### PROMPT:
Where a line contains the word "this", copy that line in full.

### DATA RECORDS:
• • • •

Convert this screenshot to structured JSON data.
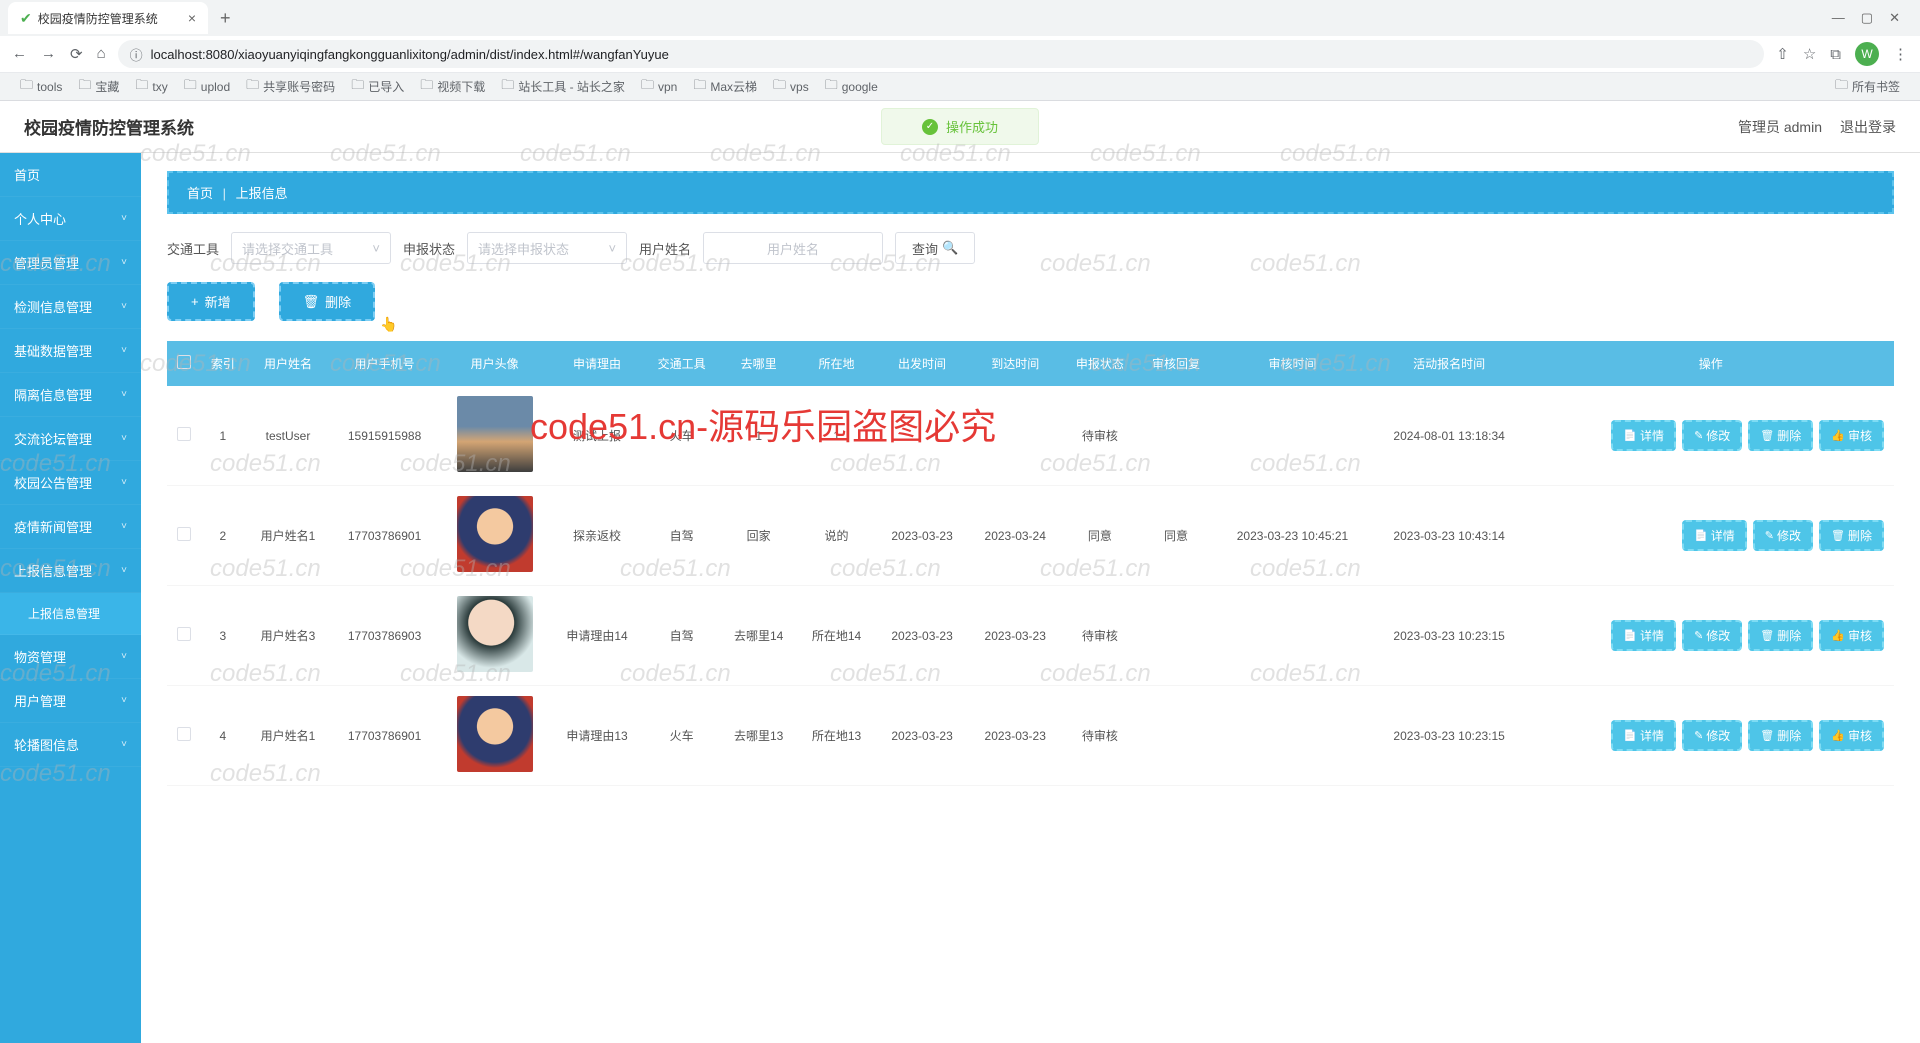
{
  "browser": {
    "tab_title": "校园疫情防控管理系统",
    "url": "localhost:8080/xiaoyuanyiqingfangkongguanlixitong/admin/dist/index.html#/wangfanYuyue",
    "bookmarks": [
      "tools",
      "宝藏",
      "txy",
      "uplod",
      "共享账号密码",
      "已导入",
      "视频下载",
      "站长工具 - 站长之家",
      "vpn",
      "Max云梯",
      "vps",
      "google"
    ],
    "all_bookmarks": "所有书签",
    "avatar_letter": "W"
  },
  "header": {
    "title": "校园疫情防控管理系统",
    "toast": "操作成功",
    "admin_label": "管理员 admin",
    "logout": "退出登录"
  },
  "sidebar": {
    "items": [
      {
        "label": "首页",
        "expand": false
      },
      {
        "label": "个人中心",
        "expand": true
      },
      {
        "label": "管理员管理",
        "expand": true
      },
      {
        "label": "检测信息管理",
        "expand": true
      },
      {
        "label": "基础数据管理",
        "expand": true
      },
      {
        "label": "隔离信息管理",
        "expand": true
      },
      {
        "label": "交流论坛管理",
        "expand": true
      },
      {
        "label": "校园公告管理",
        "expand": true
      },
      {
        "label": "疫情新闻管理",
        "expand": true
      },
      {
        "label": "上报信息管理",
        "expand": true
      },
      {
        "label": "物资管理",
        "expand": true
      },
      {
        "label": "用户管理",
        "expand": true
      },
      {
        "label": "轮播图信息",
        "expand": true
      }
    ],
    "sub_active": "上报信息管理"
  },
  "breadcrumb": {
    "home": "首页",
    "current": "上报信息"
  },
  "filters": {
    "transport_label": "交通工具",
    "transport_placeholder": "请选择交通工具",
    "status_label": "申报状态",
    "status_placeholder": "请选择申报状态",
    "username_label": "用户姓名",
    "username_placeholder": "用户姓名",
    "query": "查询"
  },
  "actions": {
    "add": "新增",
    "delete": "删除"
  },
  "table": {
    "headers": [
      "索引",
      "用户姓名",
      "用户手机号",
      "用户头像",
      "申请理由",
      "交通工具",
      "去哪里",
      "所在地",
      "出发时间",
      "到达时间",
      "申报状态",
      "审核回复",
      "审核时间",
      "活动报名时间",
      "操作"
    ],
    "rows": [
      {
        "idx": "1",
        "name": "testUser",
        "phone": "15915915988",
        "reason": "测试上报",
        "transport": "火车",
        "dest": "1",
        "loc": "1",
        "depart": "",
        "arrive": "",
        "status": "待审核",
        "reply": "",
        "review_time": "",
        "apply_time": "2024-08-01 13:18:34",
        "audit": true
      },
      {
        "idx": "2",
        "name": "用户姓名1",
        "phone": "17703786901",
        "reason": "探亲返校",
        "transport": "自驾",
        "dest": "回家",
        "loc": "说的",
        "depart": "2023-03-23",
        "arrive": "2023-03-24",
        "status": "同意",
        "reply": "同意",
        "review_time": "2023-03-23 10:45:21",
        "apply_time": "2023-03-23 10:43:14",
        "audit": false
      },
      {
        "idx": "3",
        "name": "用户姓名3",
        "phone": "17703786903",
        "reason": "申请理由14",
        "transport": "自驾",
        "dest": "去哪里14",
        "loc": "所在地14",
        "depart": "2023-03-23",
        "arrive": "2023-03-23",
        "status": "待审核",
        "reply": "",
        "review_time": "",
        "apply_time": "2023-03-23 10:23:15",
        "audit": true
      },
      {
        "idx": "4",
        "name": "用户姓名1",
        "phone": "17703786901",
        "reason": "申请理由13",
        "transport": "火车",
        "dest": "去哪里13",
        "loc": "所在地13",
        "depart": "2023-03-23",
        "arrive": "2023-03-23",
        "status": "待审核",
        "reply": "",
        "review_time": "",
        "apply_time": "2023-03-23 10:23:15",
        "audit": true
      }
    ],
    "btn_detail": "详情",
    "btn_edit": "修改",
    "btn_delete": "删除",
    "btn_audit": "审核"
  },
  "watermark_text": "code51.cn",
  "overlay_text": "code51.cn-源码乐园盗图必究"
}
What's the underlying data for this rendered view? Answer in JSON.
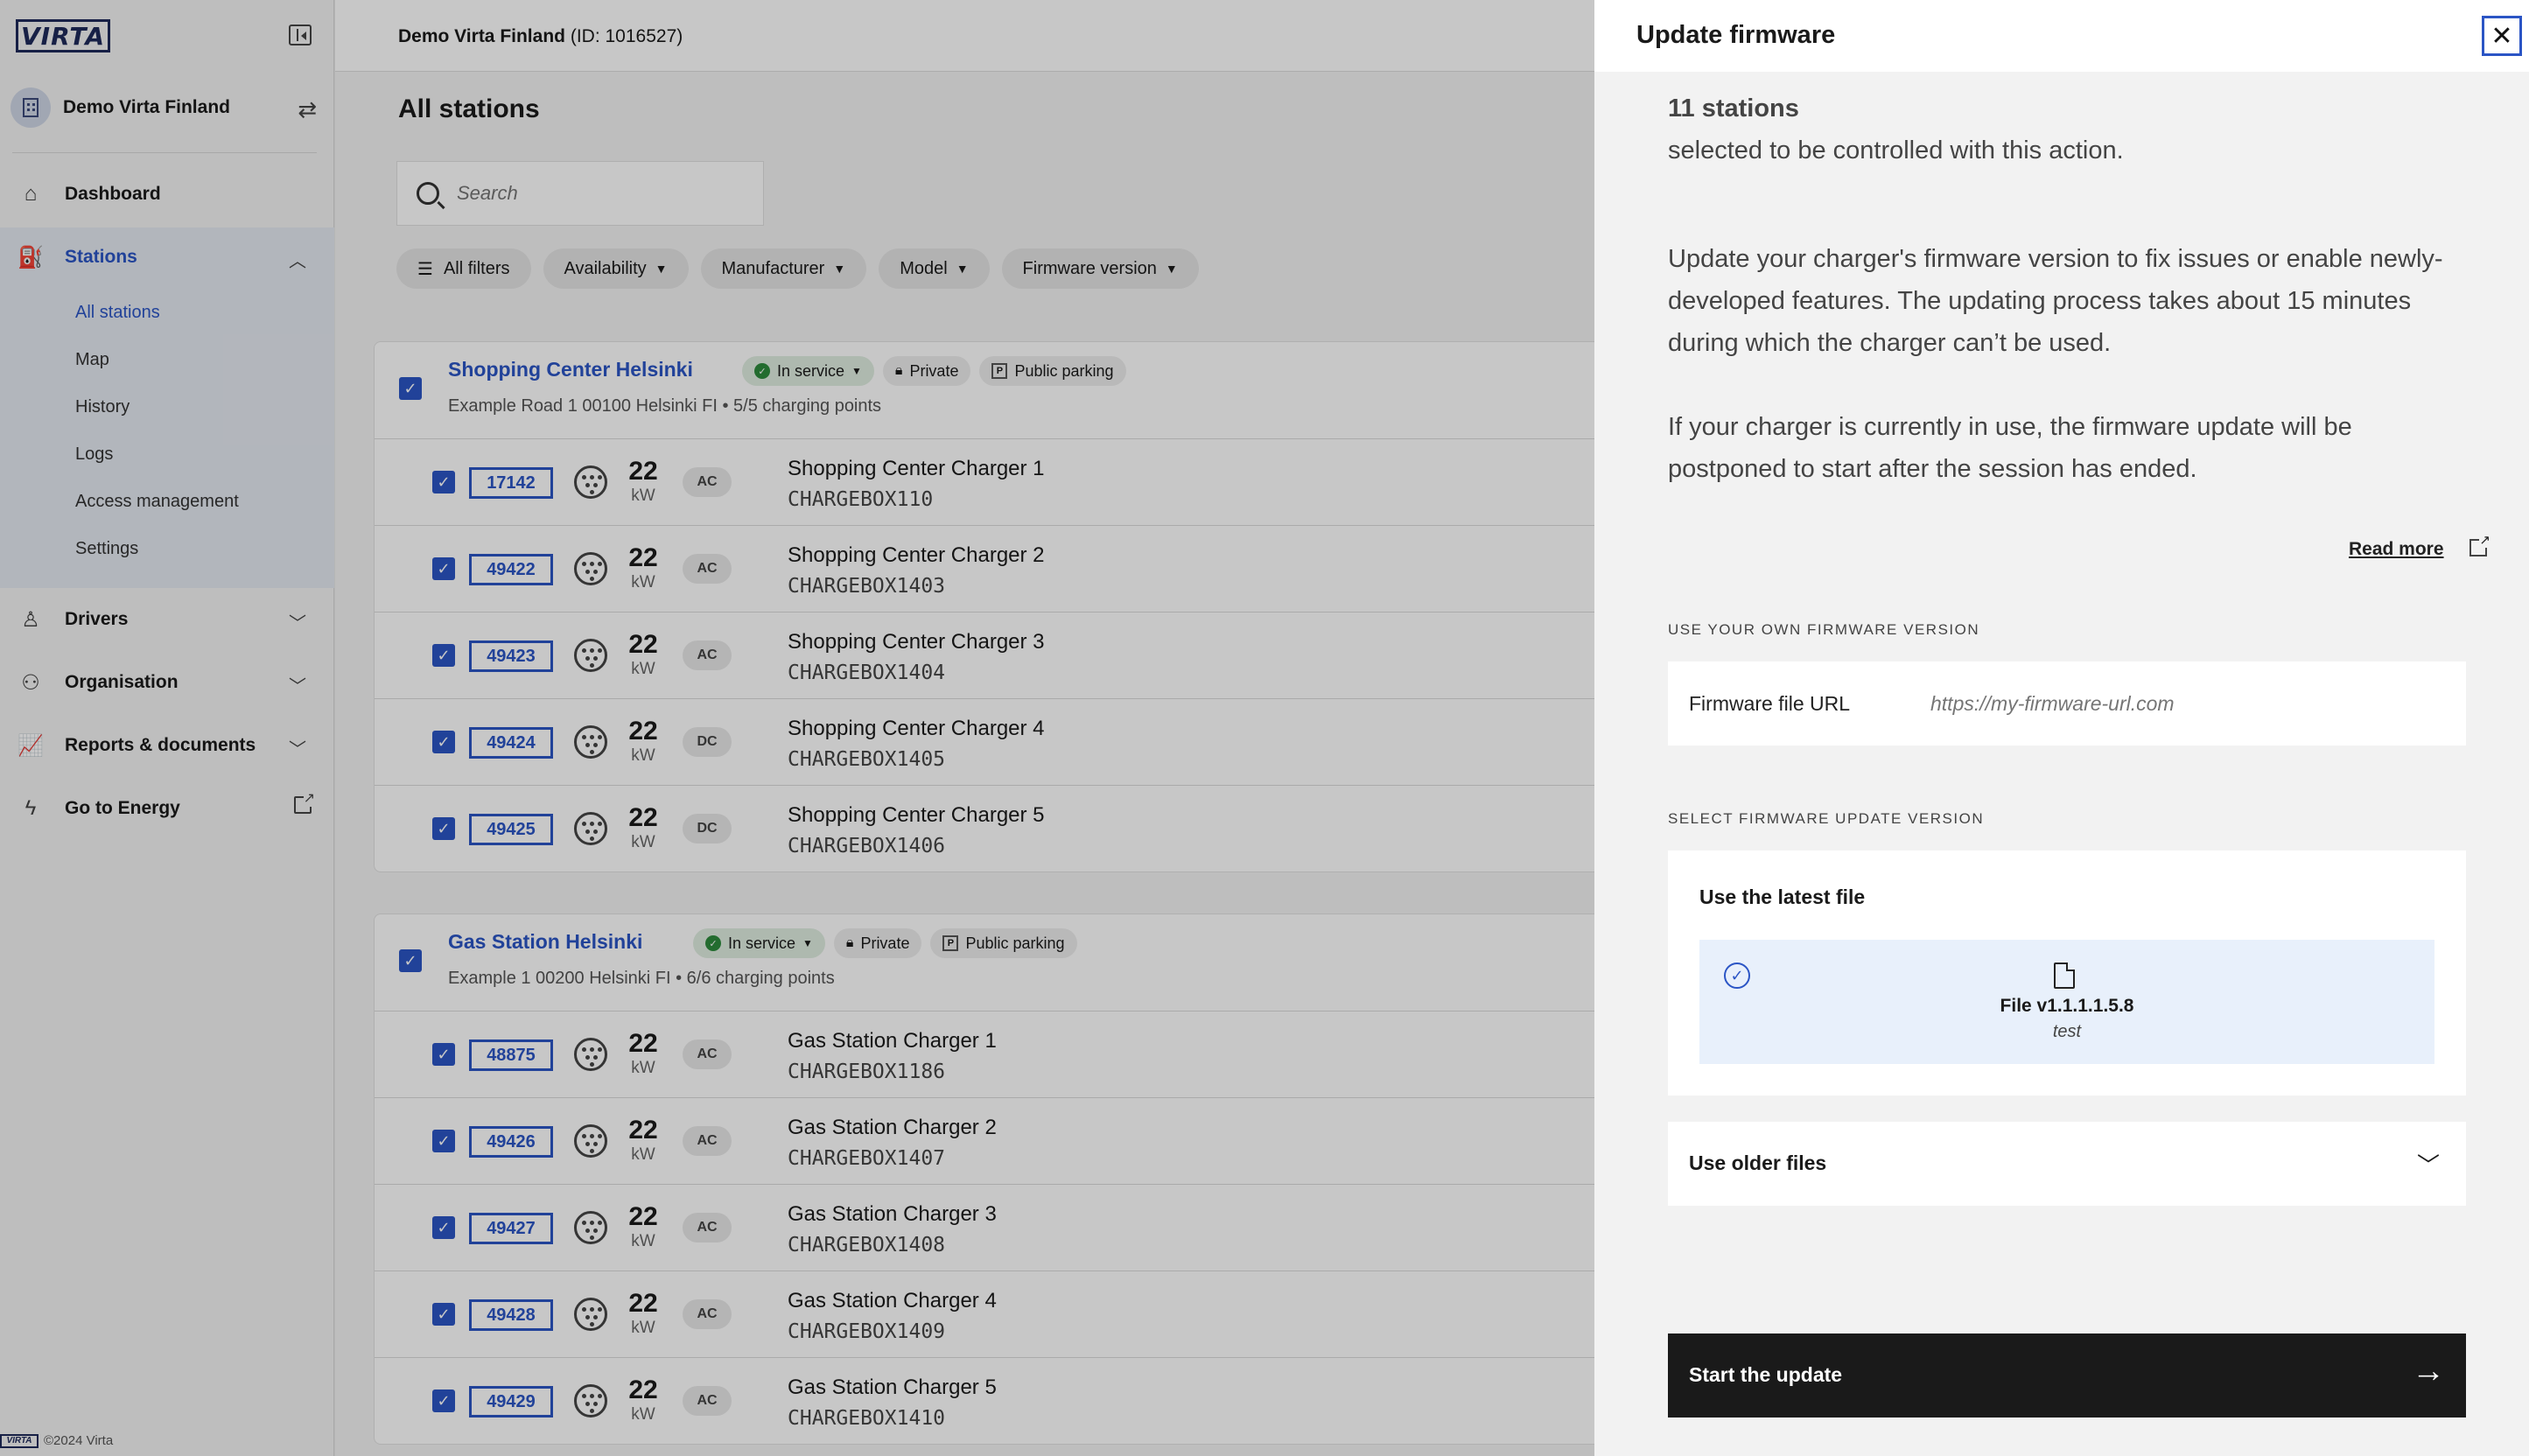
{
  "brand": {
    "logo_text": "VIRTA",
    "copyright": "©2024 Virta"
  },
  "sidebar": {
    "org_name": "Demo Virta Finland",
    "items": [
      {
        "label": "Dashboard",
        "icon": "dashboard-icon"
      },
      {
        "label": "Stations",
        "icon": "stations-icon",
        "expanded": true
      },
      {
        "label": "Drivers",
        "icon": "drivers-icon"
      },
      {
        "label": "Organisation",
        "icon": "organisation-icon"
      },
      {
        "label": "Reports & documents",
        "icon": "reports-icon"
      },
      {
        "label": "Go to Energy",
        "icon": "energy-icon",
        "external": true
      }
    ],
    "station_subitems": [
      "All stations",
      "Map",
      "History",
      "Logs",
      "Access management",
      "Settings"
    ],
    "active_subitem": "All stations"
  },
  "header": {
    "org_name": "Demo Virta Finland",
    "org_id": "(ID: 1016527)"
  },
  "main": {
    "title": "All stations",
    "search_placeholder": "Search",
    "filters": [
      "All filters",
      "Availability",
      "Manufacturer",
      "Model",
      "Firmware version"
    ]
  },
  "stations": [
    {
      "name": "Shopping Center Helsinki",
      "status": "In service",
      "access": "Private",
      "parking": "Public parking",
      "address": "Example Road 1 00100 Helsinki FI • 5/5 charging points",
      "points": [
        {
          "id": "17142",
          "power": "22",
          "unit": "kW",
          "current": "AC",
          "name": "Shopping Center Charger 1",
          "box": "CHARGEBOX110"
        },
        {
          "id": "49422",
          "power": "22",
          "unit": "kW",
          "current": "AC",
          "name": "Shopping Center Charger 2",
          "box": "CHARGEBOX1403"
        },
        {
          "id": "49423",
          "power": "22",
          "unit": "kW",
          "current": "AC",
          "name": "Shopping Center Charger 3",
          "box": "CHARGEBOX1404"
        },
        {
          "id": "49424",
          "power": "22",
          "unit": "kW",
          "current": "DC",
          "name": "Shopping Center Charger 4",
          "box": "CHARGEBOX1405"
        },
        {
          "id": "49425",
          "power": "22",
          "unit": "kW",
          "current": "DC",
          "name": "Shopping Center Charger 5",
          "box": "CHARGEBOX1406"
        }
      ]
    },
    {
      "name": "Gas Station Helsinki",
      "status": "In service",
      "access": "Private",
      "parking": "Public parking",
      "address": "Example 1 00200 Helsinki FI • 6/6 charging points",
      "points": [
        {
          "id": "48875",
          "power": "22",
          "unit": "kW",
          "current": "AC",
          "name": "Gas Station Charger 1",
          "box": "CHARGEBOX1186"
        },
        {
          "id": "49426",
          "power": "22",
          "unit": "kW",
          "current": "AC",
          "name": "Gas Station Charger 2",
          "box": "CHARGEBOX1407"
        },
        {
          "id": "49427",
          "power": "22",
          "unit": "kW",
          "current": "AC",
          "name": "Gas Station Charger 3",
          "box": "CHARGEBOX1408"
        },
        {
          "id": "49428",
          "power": "22",
          "unit": "kW",
          "current": "AC",
          "name": "Gas Station Charger 4",
          "box": "CHARGEBOX1409"
        },
        {
          "id": "49429",
          "power": "22",
          "unit": "kW",
          "current": "AC",
          "name": "Gas Station Charger 5",
          "box": "CHARGEBOX1410"
        }
      ]
    }
  ],
  "drawer": {
    "title": "Update firmware",
    "selected_count": "11 stations",
    "selected_text": "selected to be controlled with this action.",
    "description_1": "Update your charger's firmware version to fix issues or enable newly-developed features. The updating process takes about 15 minutes during which the charger can’t be used.",
    "description_2": "If your charger is currently in use, the firmware update will be postponed to start after the session has ended.",
    "read_more": "Read more",
    "own_section_label": "USE YOUR OWN FIRMWARE VERSION",
    "url_label": "Firmware file URL",
    "url_placeholder": "https://my-firmware-url.com",
    "select_section_label": "SELECT FIRMWARE UPDATE VERSION",
    "latest_title": "Use the latest file",
    "latest_file_name": "File v1.1.1.1.5.8",
    "latest_file_note": "test",
    "older_label": "Use older files",
    "start_label": "Start the update"
  },
  "colors": {
    "accent": "#2b55c5",
    "primary_button": "#1a1a1a",
    "status_ok": "#2e8b3d"
  }
}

• • • •

### WORKED ANSWER:
Convert this screenshot to structured JSON data.
What's the underlying data for this rendered view? Answer in JSON.
    "selected_text": "selected to be controlled with this action.",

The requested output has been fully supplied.